● What to produce
Transcribe all the entries word for word, omitting any pictures they contain.

-----

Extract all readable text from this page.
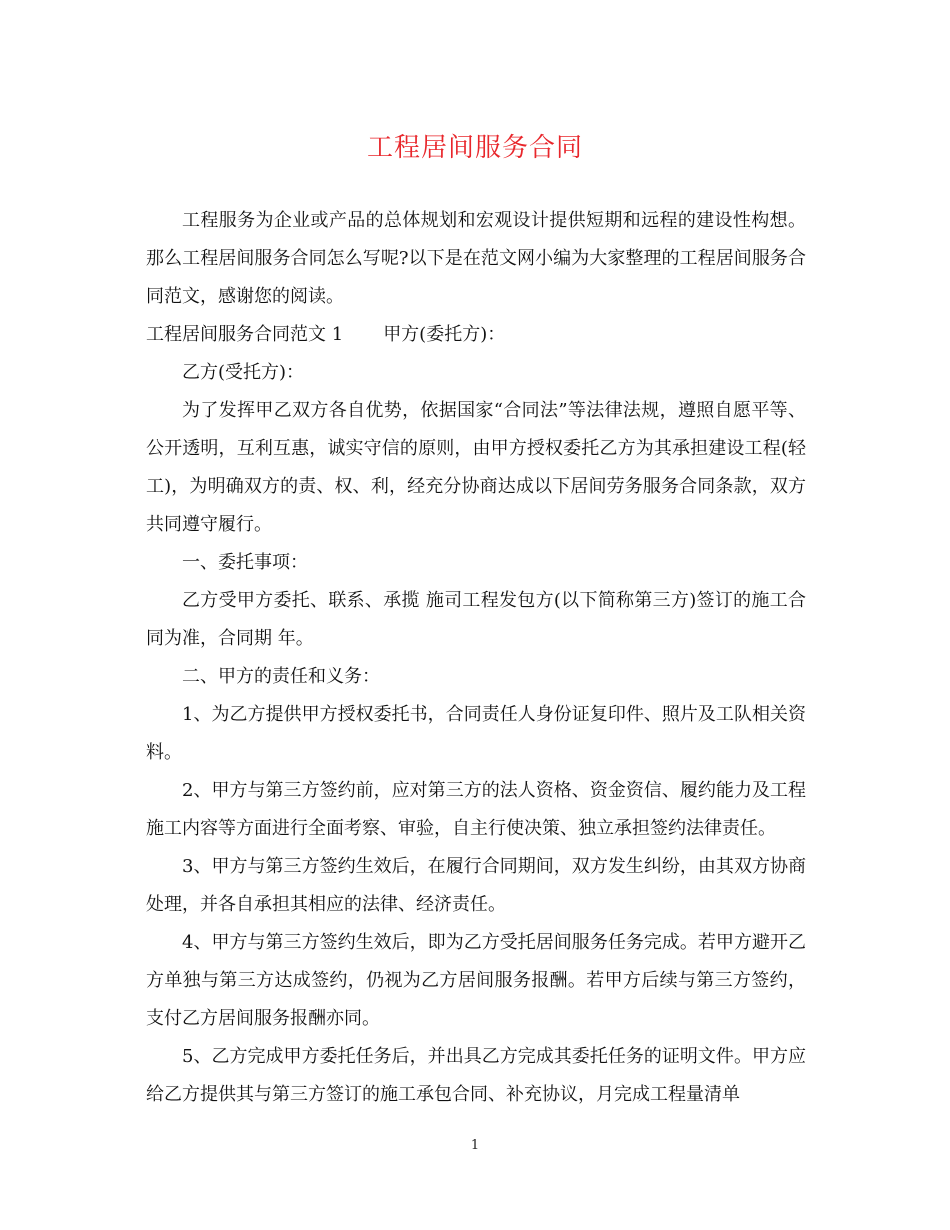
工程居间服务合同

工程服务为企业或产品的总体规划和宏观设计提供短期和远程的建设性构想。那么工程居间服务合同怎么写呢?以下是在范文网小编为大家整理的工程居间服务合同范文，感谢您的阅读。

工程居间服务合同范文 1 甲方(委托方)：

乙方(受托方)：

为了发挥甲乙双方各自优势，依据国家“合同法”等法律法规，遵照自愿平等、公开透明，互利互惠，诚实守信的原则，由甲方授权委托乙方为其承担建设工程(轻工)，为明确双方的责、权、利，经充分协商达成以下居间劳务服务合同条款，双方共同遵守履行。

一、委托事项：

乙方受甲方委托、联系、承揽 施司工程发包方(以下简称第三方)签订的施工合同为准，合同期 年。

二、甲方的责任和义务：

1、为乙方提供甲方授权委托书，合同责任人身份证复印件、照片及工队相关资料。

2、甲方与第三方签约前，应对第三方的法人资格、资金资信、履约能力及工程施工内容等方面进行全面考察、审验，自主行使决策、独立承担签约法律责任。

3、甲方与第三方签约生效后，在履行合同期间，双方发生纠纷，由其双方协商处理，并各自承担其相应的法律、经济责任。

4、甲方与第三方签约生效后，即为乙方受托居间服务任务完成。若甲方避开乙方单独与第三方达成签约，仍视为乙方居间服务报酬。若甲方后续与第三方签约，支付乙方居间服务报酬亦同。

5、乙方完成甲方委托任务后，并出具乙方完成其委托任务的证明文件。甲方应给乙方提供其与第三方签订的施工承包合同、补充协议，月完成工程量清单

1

-----

● Reply
Extract all readable text from this page.
工程居间服务合同

工程服务为企业或产品的总体规划和宏观设计提供短期和远程的建设性构想。那么工程居间服务合同怎么写呢?以下是在范文网小编为大家整理的工程居间服务合同范文，感谢您的阅读。

工程居间服务合同范文 1 甲方(委托方)：

乙方(受托方)：

为了发挥甲乙双方各自优势，依据国家“合同法”等法律法规，遵照自愿平等、公开透明，互利互惠，诚实守信的原则，由甲方授权委托乙方为其承担建设工程(轻工)，为明确双方的责、权、利，经充分协商达成以下居间劳务服务合同条款，双方共同遵守履行。

一、委托事项：

乙方受甲方委托、联系、承揽 施司工程发包方(以下简称第三方)签订的施工合同为准，合同期 年。

二、甲方的责任和义务：

1、为乙方提供甲方授权委托书，合同责任人身份证复印件、照片及工队相关资料。

2、甲方与第三方签约前，应对第三方的法人资格、资金资信、履约能力及工程施工内容等方面进行全面考察、审验，自主行使决策、独立承担签约法律责任。

3、甲方与第三方签约生效后，在履行合同期间，双方发生纠纷，由其双方协商处理，并各自承担其相应的法律、经济责任。

4、甲方与第三方签约生效后，即为乙方受托居间服务任务完成。若甲方避开乙方单独与第三方达成签约，仍视为乙方居间服务报酬。若甲方后续与第三方签约，支付乙方居间服务报酬亦同。

5、乙方完成甲方委托任务后，并出具乙方完成其委托任务的证明文件。甲方应给乙方提供其与第三方签订的施工承包合同、补充协议，月完成工程量清单

1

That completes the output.